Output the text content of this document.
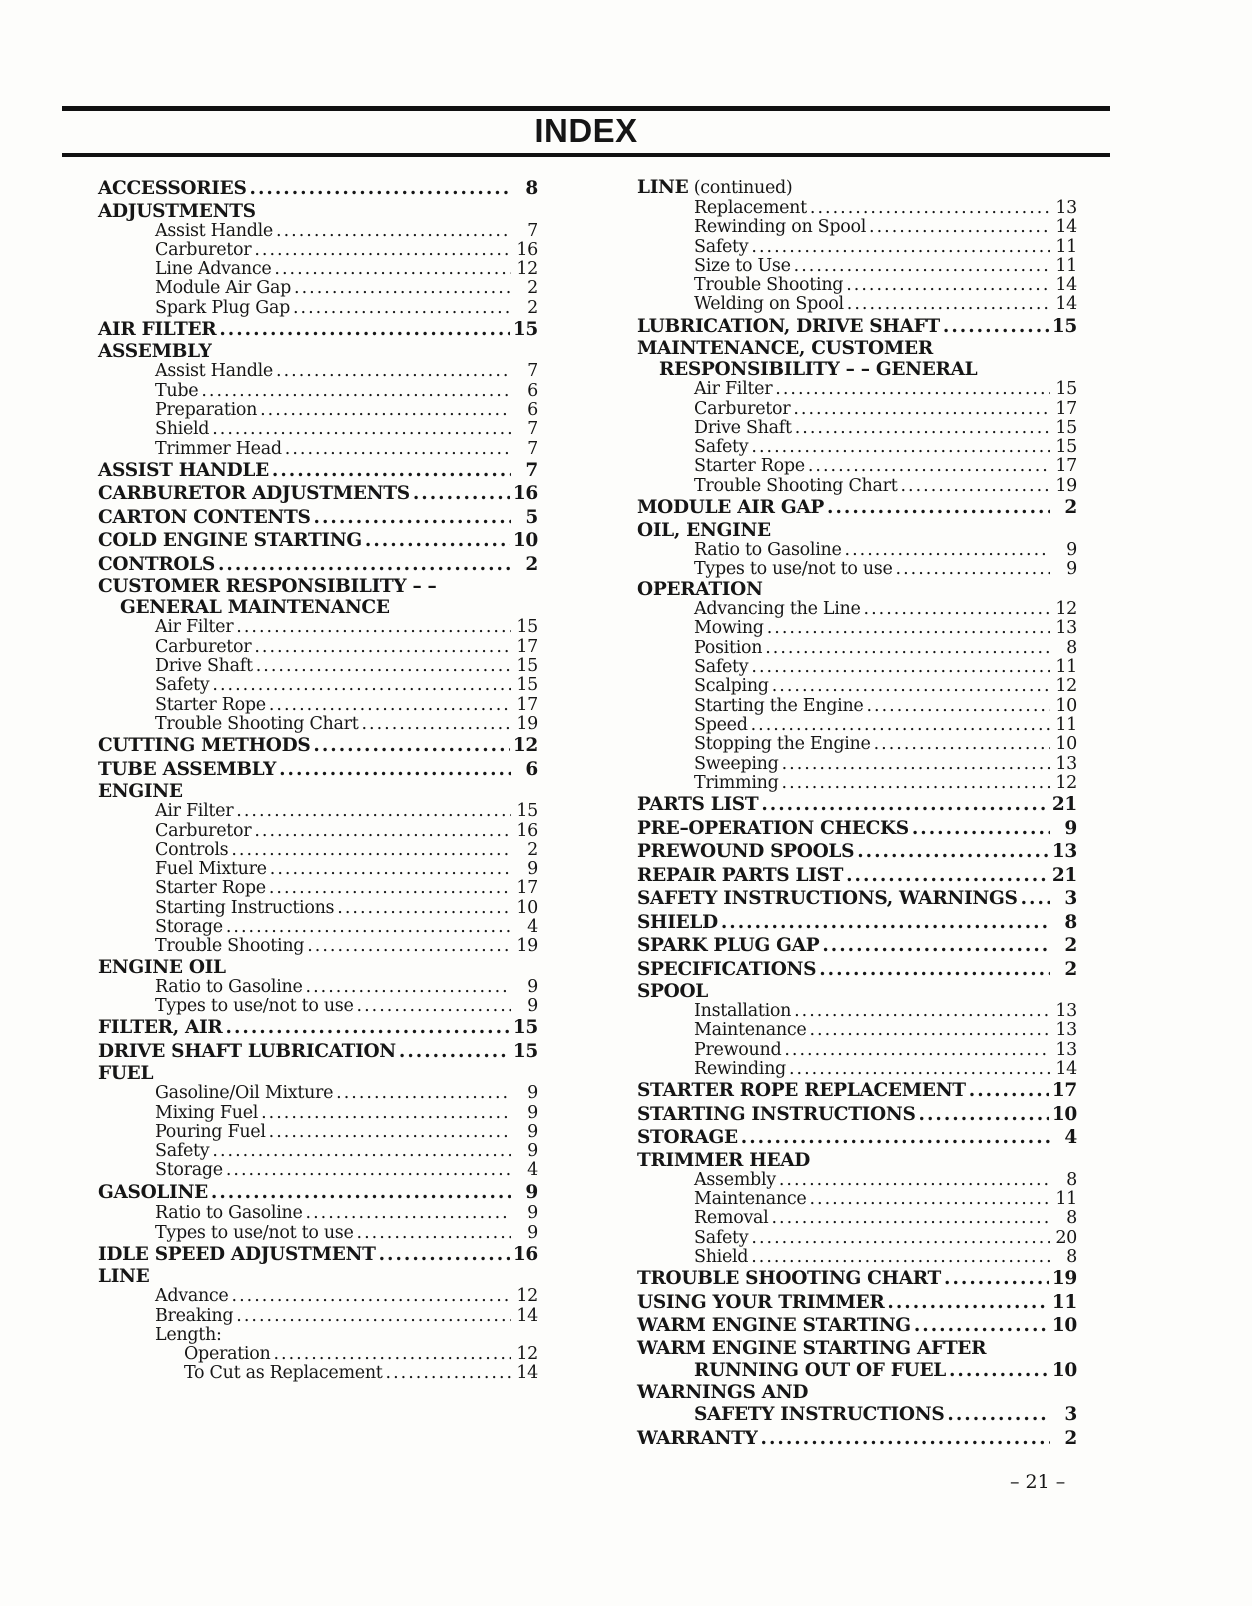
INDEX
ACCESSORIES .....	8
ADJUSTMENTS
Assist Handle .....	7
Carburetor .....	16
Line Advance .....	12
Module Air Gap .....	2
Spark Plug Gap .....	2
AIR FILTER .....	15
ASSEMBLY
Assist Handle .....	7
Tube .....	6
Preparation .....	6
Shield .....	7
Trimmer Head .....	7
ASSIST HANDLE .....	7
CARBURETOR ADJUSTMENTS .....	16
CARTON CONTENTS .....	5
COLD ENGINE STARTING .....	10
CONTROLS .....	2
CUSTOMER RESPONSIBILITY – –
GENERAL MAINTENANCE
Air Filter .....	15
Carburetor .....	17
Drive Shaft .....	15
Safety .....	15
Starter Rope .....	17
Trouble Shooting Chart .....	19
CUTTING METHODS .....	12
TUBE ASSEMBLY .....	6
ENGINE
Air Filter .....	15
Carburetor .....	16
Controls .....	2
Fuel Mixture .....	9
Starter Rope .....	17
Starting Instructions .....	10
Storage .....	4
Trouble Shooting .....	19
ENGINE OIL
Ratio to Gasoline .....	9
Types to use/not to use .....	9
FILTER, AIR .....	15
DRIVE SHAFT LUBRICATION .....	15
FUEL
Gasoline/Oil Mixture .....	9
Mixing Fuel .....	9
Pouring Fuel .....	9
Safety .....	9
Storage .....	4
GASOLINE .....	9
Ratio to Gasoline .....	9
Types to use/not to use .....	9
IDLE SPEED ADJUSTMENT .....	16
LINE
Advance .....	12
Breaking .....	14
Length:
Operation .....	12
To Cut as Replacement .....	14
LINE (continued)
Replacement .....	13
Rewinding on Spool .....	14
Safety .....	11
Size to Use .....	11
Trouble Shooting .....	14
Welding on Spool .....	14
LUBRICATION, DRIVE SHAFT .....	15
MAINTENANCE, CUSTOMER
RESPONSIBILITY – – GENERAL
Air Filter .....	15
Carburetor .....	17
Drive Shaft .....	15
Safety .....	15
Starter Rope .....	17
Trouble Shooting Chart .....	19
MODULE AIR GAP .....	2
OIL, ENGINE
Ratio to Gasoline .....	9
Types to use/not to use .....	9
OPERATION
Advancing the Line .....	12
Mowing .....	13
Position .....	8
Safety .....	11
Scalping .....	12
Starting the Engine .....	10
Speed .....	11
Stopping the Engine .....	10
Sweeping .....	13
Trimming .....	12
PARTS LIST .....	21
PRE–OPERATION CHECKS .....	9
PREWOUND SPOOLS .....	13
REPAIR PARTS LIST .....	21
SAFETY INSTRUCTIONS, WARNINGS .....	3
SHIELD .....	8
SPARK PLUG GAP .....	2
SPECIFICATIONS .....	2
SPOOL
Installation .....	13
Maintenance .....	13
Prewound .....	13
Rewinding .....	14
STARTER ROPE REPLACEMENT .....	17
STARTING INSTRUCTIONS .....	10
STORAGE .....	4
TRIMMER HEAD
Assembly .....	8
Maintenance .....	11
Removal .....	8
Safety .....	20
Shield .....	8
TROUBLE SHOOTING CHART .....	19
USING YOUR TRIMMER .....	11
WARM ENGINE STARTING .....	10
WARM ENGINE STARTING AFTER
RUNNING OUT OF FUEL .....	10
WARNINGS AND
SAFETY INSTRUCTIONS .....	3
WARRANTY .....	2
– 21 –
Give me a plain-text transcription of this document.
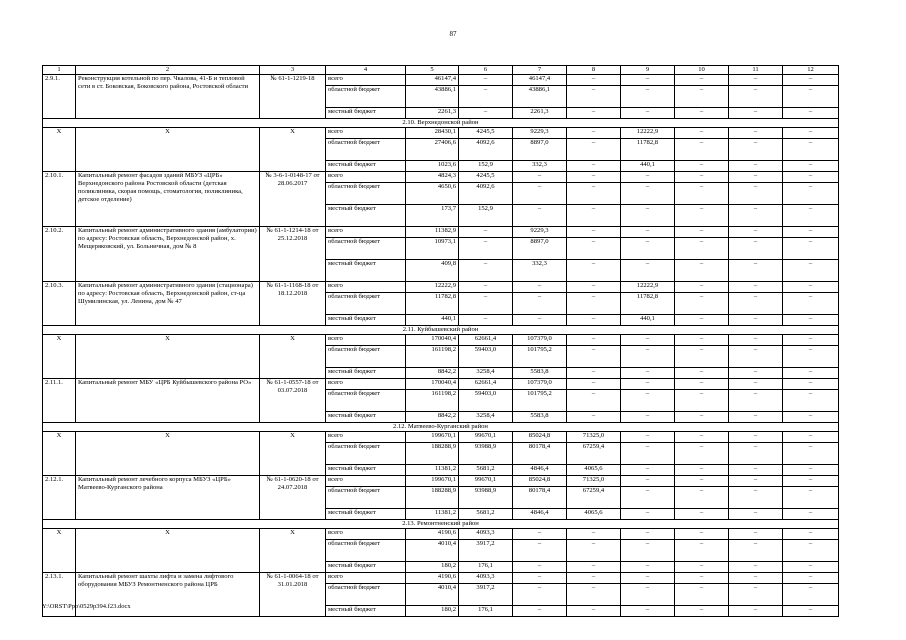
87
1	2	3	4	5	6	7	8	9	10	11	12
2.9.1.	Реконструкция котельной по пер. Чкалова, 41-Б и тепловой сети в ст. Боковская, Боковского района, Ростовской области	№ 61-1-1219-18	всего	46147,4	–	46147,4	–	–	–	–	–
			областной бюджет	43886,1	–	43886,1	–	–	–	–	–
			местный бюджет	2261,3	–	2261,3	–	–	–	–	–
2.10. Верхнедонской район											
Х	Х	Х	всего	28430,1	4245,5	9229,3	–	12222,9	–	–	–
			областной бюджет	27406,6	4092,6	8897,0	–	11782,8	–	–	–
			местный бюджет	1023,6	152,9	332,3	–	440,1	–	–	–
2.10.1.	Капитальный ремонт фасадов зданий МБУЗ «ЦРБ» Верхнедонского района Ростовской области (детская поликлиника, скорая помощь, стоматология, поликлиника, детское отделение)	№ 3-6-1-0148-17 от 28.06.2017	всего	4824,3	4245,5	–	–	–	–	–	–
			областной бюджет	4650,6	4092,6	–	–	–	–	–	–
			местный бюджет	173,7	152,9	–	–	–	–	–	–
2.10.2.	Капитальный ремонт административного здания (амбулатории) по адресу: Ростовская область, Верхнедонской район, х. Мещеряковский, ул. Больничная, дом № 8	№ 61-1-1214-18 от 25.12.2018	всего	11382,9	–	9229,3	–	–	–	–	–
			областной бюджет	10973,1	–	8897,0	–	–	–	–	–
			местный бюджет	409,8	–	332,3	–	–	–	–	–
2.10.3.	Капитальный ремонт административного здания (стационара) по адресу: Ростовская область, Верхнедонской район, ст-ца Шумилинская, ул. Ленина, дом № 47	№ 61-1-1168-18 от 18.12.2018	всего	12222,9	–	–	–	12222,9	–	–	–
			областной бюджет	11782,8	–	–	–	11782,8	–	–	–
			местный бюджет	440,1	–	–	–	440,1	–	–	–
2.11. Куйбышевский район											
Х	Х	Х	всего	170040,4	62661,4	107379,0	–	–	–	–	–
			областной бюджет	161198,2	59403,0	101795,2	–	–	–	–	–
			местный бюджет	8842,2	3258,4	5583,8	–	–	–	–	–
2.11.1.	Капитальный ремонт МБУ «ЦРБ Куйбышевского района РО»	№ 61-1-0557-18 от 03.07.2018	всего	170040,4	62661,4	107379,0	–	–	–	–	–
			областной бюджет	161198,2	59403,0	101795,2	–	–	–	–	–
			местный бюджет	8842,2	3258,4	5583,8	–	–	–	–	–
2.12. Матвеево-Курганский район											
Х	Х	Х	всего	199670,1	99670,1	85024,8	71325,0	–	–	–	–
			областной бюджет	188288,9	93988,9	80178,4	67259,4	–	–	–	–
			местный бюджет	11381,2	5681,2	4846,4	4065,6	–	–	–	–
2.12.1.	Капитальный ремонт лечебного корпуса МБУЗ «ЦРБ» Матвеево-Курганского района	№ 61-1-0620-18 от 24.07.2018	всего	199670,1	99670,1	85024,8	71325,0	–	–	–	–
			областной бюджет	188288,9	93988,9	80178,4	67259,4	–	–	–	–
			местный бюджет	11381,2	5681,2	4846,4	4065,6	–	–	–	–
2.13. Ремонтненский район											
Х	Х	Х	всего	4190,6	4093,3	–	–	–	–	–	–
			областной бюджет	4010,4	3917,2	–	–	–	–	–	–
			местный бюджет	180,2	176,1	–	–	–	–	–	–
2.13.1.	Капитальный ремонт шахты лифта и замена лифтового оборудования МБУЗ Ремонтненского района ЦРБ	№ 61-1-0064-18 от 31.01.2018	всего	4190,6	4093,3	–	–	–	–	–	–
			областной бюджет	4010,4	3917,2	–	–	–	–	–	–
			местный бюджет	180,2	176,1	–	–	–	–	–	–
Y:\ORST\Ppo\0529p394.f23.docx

▸ Prompt: Go over the data above and copy every line that has the word "местный" in it.

▸ Solution:
			местный бюджет	2261,3	–	2261,3	–	–	–	–	–
			местный бюджет	1023,6	152,9	332,3	–	440,1	–	–	–
			местный бюджет	173,7	152,9	–	–	–	–	–	–
			местный бюджет	409,8	–	332,3	–	–	–	–	–
			местный бюджет	440,1	–	–	–	440,1	–	–	–
			местный бюджет	8842,2	3258,4	5583,8	–	–	–	–	–
			местный бюджет	8842,2	3258,4	5583,8	–	–	–	–	–
			местный бюджет	11381,2	5681,2	4846,4	4065,6	–	–	–	–
			местный бюджет	11381,2	5681,2	4846,4	4065,6	–	–	–	–
			местный бюджет	180,2	176,1	–	–	–	–	–	–
			местный бюджет	180,2	176,1	–	–	–	–	–	–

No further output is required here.